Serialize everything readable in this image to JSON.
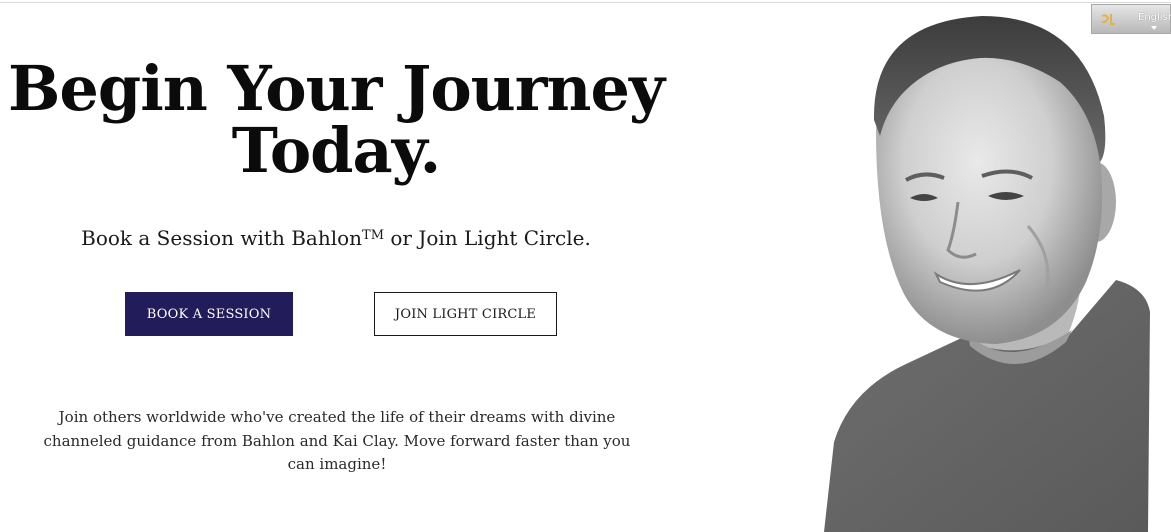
{
  "hero": {
    "headline_line1": "Begin Your Journey",
    "headline_line2": "Today.",
    "subhead_before": "Book a Session with Bahlon",
    "subhead_tm": "TM",
    "subhead_after": " or Join Light Circle.",
    "book_button_label": "BOOK A SESSION",
    "join_button_label": "JOIN LIGHT CIRCLE",
    "body_text": "Join others worldwide who've created the life of their dreams with divine channeled guidance from Bahlon and Kai Clay. Move forward faster than you can imagine!"
  },
  "portrait": {
    "alt": "Portrait photo"
  },
  "language_selector": {
    "label": "English",
    "icon": "translate-icon"
  },
  "colors": {
    "primary_button": "#221c5a",
    "text": "#0b0b0b",
    "background": "#ffffff"
  }
}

### Problem description
Quote every record above exactly, leaving out any pictures.

### Solved problem
Serialize everything readable in this image to JSON.
{
  "hero": {
    "headline_line1": "Begin Your Journey",
    "headline_line2": "Today.",
    "subhead_before": "Book a Session with Bahlon",
    "subhead_tm": "TM",
    "subhead_after": " or Join Light Circle.",
    "book_button_label": "BOOK A SESSION",
    "join_button_label": "JOIN LIGHT CIRCLE",
    "body_text": "Join others worldwide who've created the life of their dreams with divine channeled guidance from Bahlon and Kai Clay. Move forward faster than you can imagine!"
  },
  "portrait": {
    "alt": "Portrait photo"
  },
  "language_selector": {
    "label": "English",
    "icon": "translate-icon"
  },
  "colors": {
    "primary_button": "#221c5a",
    "text": "#0b0b0b",
    "background": "#ffffff"
  }
}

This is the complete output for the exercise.